> _Direction_
Find how many lines contain "this" and state only that number.
• • • •
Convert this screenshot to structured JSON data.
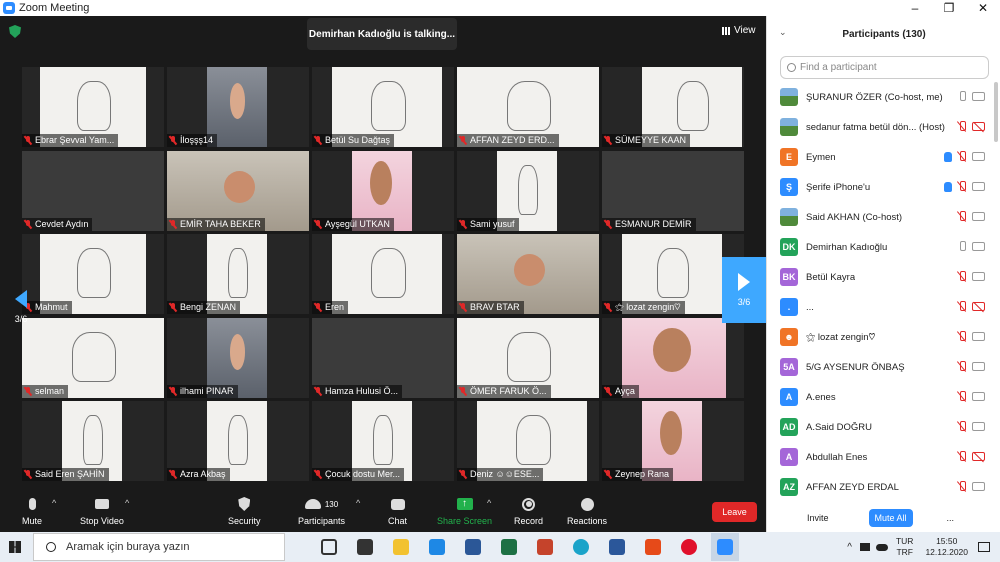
{
  "window": {
    "title": "Zoom Meeting",
    "controls": [
      "–",
      "❐",
      "✕"
    ]
  },
  "meeting": {
    "talking_banner": "Demirhan Kadıoğlu is talking...",
    "view_label": "View",
    "page_indicator_left": "3/6",
    "page_indicator_right": "3/6",
    "tiles": [
      [
        "Ebrar Şevval Yam...",
        "İloşşş14",
        "Betül Su Dağtaş",
        "AFFAN ZEYD ERD...",
        "SÜMEYYE KAAN"
      ],
      [
        "Cevdet Aydın",
        "EMİR TAHA BEKER",
        "Ayşegül UTKAN",
        "Sami yusuf",
        "ESMANUR DEMİR"
      ],
      [
        "Mahmut",
        "Bengi ZENAN",
        "Eren",
        "BRAV BTAR",
        "⚝ lozat zengin♡"
      ],
      [
        "selman",
        "ilhami PINAR",
        "Hamza Hulusi Ö...",
        "ÖMER FARUK Ö...",
        "Ayça"
      ],
      [
        "Said Eren ŞAHİN",
        "Azra Akbaş",
        "Çocuk dostu Mer...",
        "Deniz ☺☺ESE...",
        "Zeynep Rana"
      ]
    ]
  },
  "toolbar": {
    "mute": "Mute",
    "stop_video": "Stop Video",
    "security": "Security",
    "participants": "Participants",
    "participants_count": "130",
    "chat": "Chat",
    "share_screen": "Share Screen",
    "record": "Record",
    "reactions": "Reactions",
    "leave": "Leave",
    "share_color": "#22b14c",
    "leave_color": "#e02828"
  },
  "panel": {
    "title": "Participants (130)",
    "search_placeholder": "Find a participant",
    "participants": [
      {
        "name": "ŞURANUR ÖZER (Co-host, me)",
        "initials": "",
        "color": "photo",
        "mic": "on",
        "cam": "on",
        "hand": false
      },
      {
        "name": "sedanur fatma betül dön... (Host)",
        "initials": "",
        "color": "photo",
        "mic": "off",
        "cam": "off",
        "hand": false
      },
      {
        "name": "Eymen",
        "initials": "E",
        "color": "#f07426",
        "mic": "off",
        "cam": "on",
        "hand": true
      },
      {
        "name": "Şerife iPhone'u",
        "initials": "Ş",
        "color": "#2d8cff",
        "mic": "off",
        "cam": "on",
        "hand": true
      },
      {
        "name": "Said AKHAN (Co-host)",
        "initials": "",
        "color": "photo",
        "mic": "off",
        "cam": "on",
        "hand": false
      },
      {
        "name": "Demirhan Kadıoğlu",
        "initials": "DK",
        "color": "#23a35a",
        "mic": "on",
        "cam": "on",
        "hand": false
      },
      {
        "name": "Betül Kayra",
        "initials": "BK",
        "color": "#a466d8",
        "mic": "off",
        "cam": "on",
        "hand": false
      },
      {
        "name": "...",
        "initials": ".",
        "color": "#2d8cff",
        "mic": "off",
        "cam": "off",
        "hand": false
      },
      {
        "name": "⚝ lozat zengin♡",
        "initials": "☻",
        "color": "#f07426",
        "mic": "off",
        "cam": "on",
        "hand": false
      },
      {
        "name": "5/G AYSENUR ÖNBAŞ",
        "initials": "5A",
        "color": "#a466d8",
        "mic": "off",
        "cam": "on",
        "hand": false
      },
      {
        "name": "A.enes",
        "initials": "A",
        "color": "#2d8cff",
        "mic": "off",
        "cam": "on",
        "hand": false
      },
      {
        "name": "A.Said DOĞRU",
        "initials": "AD",
        "color": "#23a35a",
        "mic": "off",
        "cam": "on",
        "hand": false
      },
      {
        "name": "Abdullah Enes",
        "initials": "A",
        "color": "#a466d8",
        "mic": "off",
        "cam": "off",
        "hand": false
      },
      {
        "name": "AFFAN ZEYD ERDAL",
        "initials": "AZ",
        "color": "#23a35a",
        "mic": "off",
        "cam": "on",
        "hand": false
      }
    ],
    "invite": "Invite",
    "mute_all": "Mute All",
    "more": "..."
  },
  "taskbar": {
    "search_placeholder": "Aramak için buraya yazın",
    "lang_top": "TUR",
    "lang_bottom": "TRF",
    "time": "15:50",
    "date": "12.12.2020"
  }
}
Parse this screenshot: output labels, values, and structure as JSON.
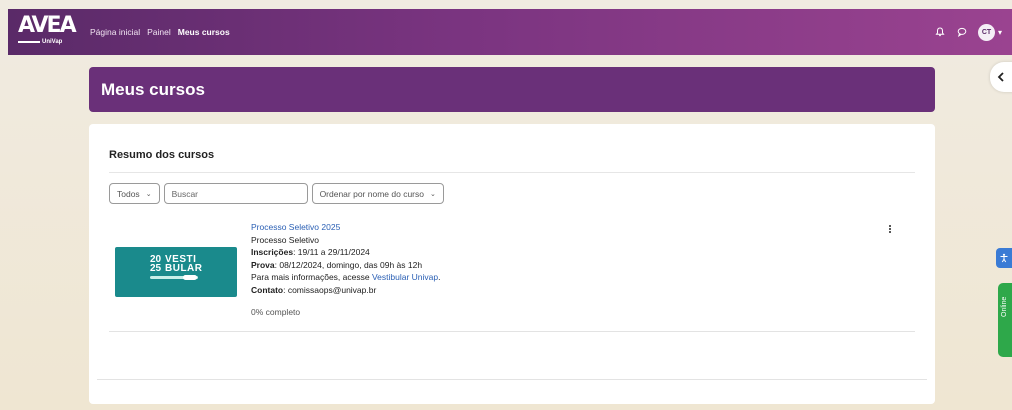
{
  "navbar": {
    "logo_text": "AVEA",
    "logo_sub": "UniVap",
    "links": [
      "Página inicial",
      "Painel",
      "Meus cursos"
    ],
    "active_link": "Meus cursos",
    "user_initials": "CT"
  },
  "page": {
    "title": "Meus cursos"
  },
  "summary": {
    "title": "Resumo dos cursos",
    "filter_label": "Todos",
    "search_placeholder": "Buscar",
    "sort_label": "Ordenar por nome do curso"
  },
  "courses": [
    {
      "name": "Processo Seletivo 2025",
      "category": "Processo Seletivo",
      "enrollment_label": "Inscrições",
      "enrollment_value": ": 19/11 a 29/11/2024",
      "exam_label": "Prova",
      "exam_value": ": 08/12/2024, domingo, das 09h às 12h",
      "info_text": "Para mais informações, acesse ",
      "info_link": "Vestibular Univap",
      "info_end": ".",
      "contact_label": "Contato",
      "contact_value": ": comissaops@univap.br",
      "progress_text": "0% completo",
      "progress_percent": 0,
      "thumbnail": {
        "year_top": "20",
        "year_bottom": "25",
        "word_top": "VESTI",
        "word_bottom": "BULAR",
        "background": "#1a8a8c"
      }
    }
  ],
  "widgets": {
    "online_label": "Online"
  },
  "colors": {
    "navbar_start": "#5a2a68",
    "navbar_end": "#9a4390",
    "header": "#6a3079",
    "link": "#2a5fb4",
    "online": "#2ea84a",
    "accessibility": "#3a7bd5"
  }
}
• • • •
> _Answer to the problem_
2